▶ OBJECTIVE: Print the records below exactly as they appear.

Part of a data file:
-- Begin --

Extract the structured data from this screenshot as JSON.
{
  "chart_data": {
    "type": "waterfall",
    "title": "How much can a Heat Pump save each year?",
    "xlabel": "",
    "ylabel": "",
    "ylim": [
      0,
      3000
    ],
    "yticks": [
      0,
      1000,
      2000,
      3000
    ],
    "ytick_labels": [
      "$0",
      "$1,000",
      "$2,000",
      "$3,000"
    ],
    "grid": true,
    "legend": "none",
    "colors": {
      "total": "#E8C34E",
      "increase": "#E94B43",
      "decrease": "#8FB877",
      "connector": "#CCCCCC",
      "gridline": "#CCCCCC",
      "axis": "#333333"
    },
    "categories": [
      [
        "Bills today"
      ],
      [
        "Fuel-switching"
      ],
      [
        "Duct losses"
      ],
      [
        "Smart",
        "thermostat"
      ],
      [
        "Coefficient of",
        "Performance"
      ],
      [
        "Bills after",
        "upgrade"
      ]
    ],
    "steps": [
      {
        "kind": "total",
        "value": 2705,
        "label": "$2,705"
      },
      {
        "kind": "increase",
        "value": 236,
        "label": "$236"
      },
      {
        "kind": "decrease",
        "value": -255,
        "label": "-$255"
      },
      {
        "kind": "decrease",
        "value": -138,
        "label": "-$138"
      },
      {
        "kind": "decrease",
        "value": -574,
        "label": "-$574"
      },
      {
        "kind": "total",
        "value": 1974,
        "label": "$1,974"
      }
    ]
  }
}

-- End --

▶ TASK OUTPUT:
Extract the structured data from this screenshot as JSON.
{
  "chart_data": {
    "type": "waterfall",
    "title": "How much can a Heat Pump save each year?",
    "xlabel": "",
    "ylabel": "",
    "ylim": [
      0,
      3000
    ],
    "yticks": [
      0,
      1000,
      2000,
      3000
    ],
    "ytick_labels": [
      "$0",
      "$1,000",
      "$2,000",
      "$3,000"
    ],
    "grid": true,
    "legend": "none",
    "colors": {
      "total": "#E8C34E",
      "increase": "#E94B43",
      "decrease": "#8FB877",
      "connector": "#CCCCCC",
      "gridline": "#CCCCCC",
      "axis": "#333333"
    },
    "categories": [
      [
        "Bills today"
      ],
      [
        "Fuel-switching"
      ],
      [
        "Duct losses"
      ],
      [
        "Smart",
        "thermostat"
      ],
      [
        "Coefficient of",
        "Performance"
      ],
      [
        "Bills after",
        "upgrade"
      ]
    ],
    "steps": [
      {
        "kind": "total",
        "value": 2705,
        "label": "$2,705"
      },
      {
        "kind": "increase",
        "value": 236,
        "label": "$236"
      },
      {
        "kind": "decrease",
        "value": -255,
        "label": "-$255"
      },
      {
        "kind": "decrease",
        "value": -138,
        "label": "-$138"
      },
      {
        "kind": "decrease",
        "value": -574,
        "label": "-$574"
      },
      {
        "kind": "total",
        "value": 1974,
        "label": "$1,974"
      }
    ]
  }
}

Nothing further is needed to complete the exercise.